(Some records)

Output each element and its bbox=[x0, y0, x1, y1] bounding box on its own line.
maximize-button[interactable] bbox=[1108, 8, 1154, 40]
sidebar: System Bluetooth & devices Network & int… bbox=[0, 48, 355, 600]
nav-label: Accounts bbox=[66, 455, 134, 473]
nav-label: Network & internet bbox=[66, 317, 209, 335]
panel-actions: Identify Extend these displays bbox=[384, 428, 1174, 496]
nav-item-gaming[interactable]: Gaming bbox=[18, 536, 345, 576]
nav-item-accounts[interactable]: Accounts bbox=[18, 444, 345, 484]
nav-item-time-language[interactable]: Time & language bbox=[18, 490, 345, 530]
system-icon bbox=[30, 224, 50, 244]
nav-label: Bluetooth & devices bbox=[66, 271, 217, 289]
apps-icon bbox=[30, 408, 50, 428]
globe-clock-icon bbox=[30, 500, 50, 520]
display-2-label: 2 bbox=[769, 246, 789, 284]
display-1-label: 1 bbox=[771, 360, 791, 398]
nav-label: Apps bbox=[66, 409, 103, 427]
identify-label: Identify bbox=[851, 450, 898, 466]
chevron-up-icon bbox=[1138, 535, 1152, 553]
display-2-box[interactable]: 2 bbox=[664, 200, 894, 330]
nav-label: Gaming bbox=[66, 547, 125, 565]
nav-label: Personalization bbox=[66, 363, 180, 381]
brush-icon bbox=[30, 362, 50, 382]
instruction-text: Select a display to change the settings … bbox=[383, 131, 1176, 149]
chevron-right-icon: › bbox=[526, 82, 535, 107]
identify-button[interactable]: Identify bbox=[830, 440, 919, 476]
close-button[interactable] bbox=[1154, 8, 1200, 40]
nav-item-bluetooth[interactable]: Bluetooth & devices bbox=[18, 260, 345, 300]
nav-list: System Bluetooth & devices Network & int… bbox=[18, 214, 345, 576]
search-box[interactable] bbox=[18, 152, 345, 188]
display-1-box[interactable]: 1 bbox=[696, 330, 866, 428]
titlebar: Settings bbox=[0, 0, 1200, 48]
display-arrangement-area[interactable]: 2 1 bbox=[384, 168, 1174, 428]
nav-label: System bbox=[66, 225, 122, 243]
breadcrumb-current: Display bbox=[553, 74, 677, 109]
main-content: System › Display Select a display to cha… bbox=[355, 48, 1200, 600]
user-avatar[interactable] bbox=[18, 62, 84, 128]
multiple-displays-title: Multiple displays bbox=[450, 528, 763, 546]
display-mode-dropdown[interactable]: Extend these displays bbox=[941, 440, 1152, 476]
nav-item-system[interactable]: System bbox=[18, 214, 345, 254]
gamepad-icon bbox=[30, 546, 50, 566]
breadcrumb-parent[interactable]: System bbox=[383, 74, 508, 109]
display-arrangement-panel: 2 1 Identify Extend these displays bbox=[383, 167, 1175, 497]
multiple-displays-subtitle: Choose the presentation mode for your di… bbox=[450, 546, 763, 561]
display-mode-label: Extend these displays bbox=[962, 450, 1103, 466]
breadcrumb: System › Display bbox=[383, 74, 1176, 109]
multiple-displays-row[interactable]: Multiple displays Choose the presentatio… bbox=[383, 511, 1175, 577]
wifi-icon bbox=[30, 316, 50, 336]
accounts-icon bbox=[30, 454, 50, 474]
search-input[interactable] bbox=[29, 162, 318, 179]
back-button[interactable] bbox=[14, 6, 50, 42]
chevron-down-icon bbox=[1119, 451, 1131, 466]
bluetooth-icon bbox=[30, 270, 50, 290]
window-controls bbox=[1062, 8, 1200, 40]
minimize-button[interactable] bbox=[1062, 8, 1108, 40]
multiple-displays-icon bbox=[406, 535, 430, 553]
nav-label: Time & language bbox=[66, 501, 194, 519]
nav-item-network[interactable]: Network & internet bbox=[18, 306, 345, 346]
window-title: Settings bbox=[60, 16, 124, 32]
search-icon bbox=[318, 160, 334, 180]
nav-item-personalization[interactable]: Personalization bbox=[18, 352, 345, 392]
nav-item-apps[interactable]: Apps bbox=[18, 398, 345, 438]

▸ Aim of the exercise: Rewrite the data above, renaming every instance of "Extend these displays" to "Duplicate these displays" and leaving everything else unchanged.

▸ Problem solution:
Output each element and its bbox=[x0, y0, x1, y1] bounding box on its own line.
maximize-button[interactable] bbox=[1108, 8, 1154, 40]
sidebar: System Bluetooth & devices Network & int… bbox=[0, 48, 355, 600]
nav-label: Accounts bbox=[66, 455, 134, 473]
nav-label: Network & internet bbox=[66, 317, 209, 335]
panel-actions: Identify Duplicate these displays bbox=[384, 428, 1174, 496]
nav-item-gaming[interactable]: Gaming bbox=[18, 536, 345, 576]
nav-item-accounts[interactable]: Accounts bbox=[18, 444, 345, 484]
nav-item-time-language[interactable]: Time & language bbox=[18, 490, 345, 530]
system-icon bbox=[30, 224, 50, 244]
nav-label: Bluetooth & devices bbox=[66, 271, 217, 289]
apps-icon bbox=[30, 408, 50, 428]
globe-clock-icon bbox=[30, 500, 50, 520]
display-2-label: 2 bbox=[769, 246, 789, 284]
display-1-label: 1 bbox=[771, 360, 791, 398]
nav-label: Apps bbox=[66, 409, 103, 427]
identify-label: Identify bbox=[851, 450, 898, 466]
chevron-up-icon bbox=[1138, 535, 1152, 553]
display-2-box[interactable]: 2 bbox=[664, 200, 894, 330]
nav-label: Gaming bbox=[66, 547, 125, 565]
nav-label: Personalization bbox=[66, 363, 180, 381]
brush-icon bbox=[30, 362, 50, 382]
instruction-text: Select a display to change the settings … bbox=[383, 131, 1176, 149]
chevron-right-icon: › bbox=[526, 82, 535, 107]
identify-button[interactable]: Identify bbox=[830, 440, 919, 476]
close-button[interactable] bbox=[1154, 8, 1200, 40]
nav-item-bluetooth[interactable]: Bluetooth & devices bbox=[18, 260, 345, 300]
nav-list: System Bluetooth & devices Network & int… bbox=[18, 214, 345, 576]
search-box[interactable] bbox=[18, 152, 345, 188]
display-1-box[interactable]: 1 bbox=[696, 330, 866, 428]
titlebar: Settings bbox=[0, 0, 1200, 48]
display-arrangement-area[interactable]: 2 1 bbox=[384, 168, 1174, 428]
nav-label: System bbox=[66, 225, 122, 243]
breadcrumb-current: Display bbox=[553, 74, 677, 109]
main-content: System › Display Select a display to cha… bbox=[355, 48, 1200, 600]
user-avatar[interactable] bbox=[18, 62, 84, 128]
multiple-displays-title: Multiple displays bbox=[450, 528, 763, 546]
display-mode-dropdown[interactable]: Duplicate these displays bbox=[941, 440, 1152, 476]
nav-item-system[interactable]: System bbox=[18, 214, 345, 254]
gamepad-icon bbox=[30, 546, 50, 566]
breadcrumb-parent[interactable]: System bbox=[383, 74, 508, 109]
display-arrangement-panel: 2 1 Identify Duplicate these displays bbox=[383, 167, 1175, 497]
multiple-displays-subtitle: Choose the presentation mode for your di… bbox=[450, 546, 763, 561]
display-mode-label: Duplicate these displays bbox=[962, 450, 1103, 466]
breadcrumb: System › Display bbox=[383, 74, 1176, 109]
multiple-displays-row[interactable]: Multiple displays Choose the presentatio… bbox=[383, 511, 1175, 577]
wifi-icon bbox=[30, 316, 50, 336]
accounts-icon bbox=[30, 454, 50, 474]
search-input[interactable] bbox=[29, 162, 318, 179]
back-button[interactable] bbox=[14, 6, 50, 42]
chevron-down-icon bbox=[1119, 451, 1131, 466]
bluetooth-icon bbox=[30, 270, 50, 290]
window-controls bbox=[1062, 8, 1200, 40]
minimize-button[interactable] bbox=[1062, 8, 1108, 40]
multiple-displays-icon bbox=[406, 535, 430, 553]
nav-label: Time & language bbox=[66, 501, 194, 519]
nav-item-network[interactable]: Network & internet bbox=[18, 306, 345, 346]
window-title: Settings bbox=[60, 16, 124, 32]
search-icon bbox=[318, 160, 334, 180]
nav-item-personalization[interactable]: Personalization bbox=[18, 352, 345, 392]
nav-item-apps[interactable]: Apps bbox=[18, 398, 345, 438]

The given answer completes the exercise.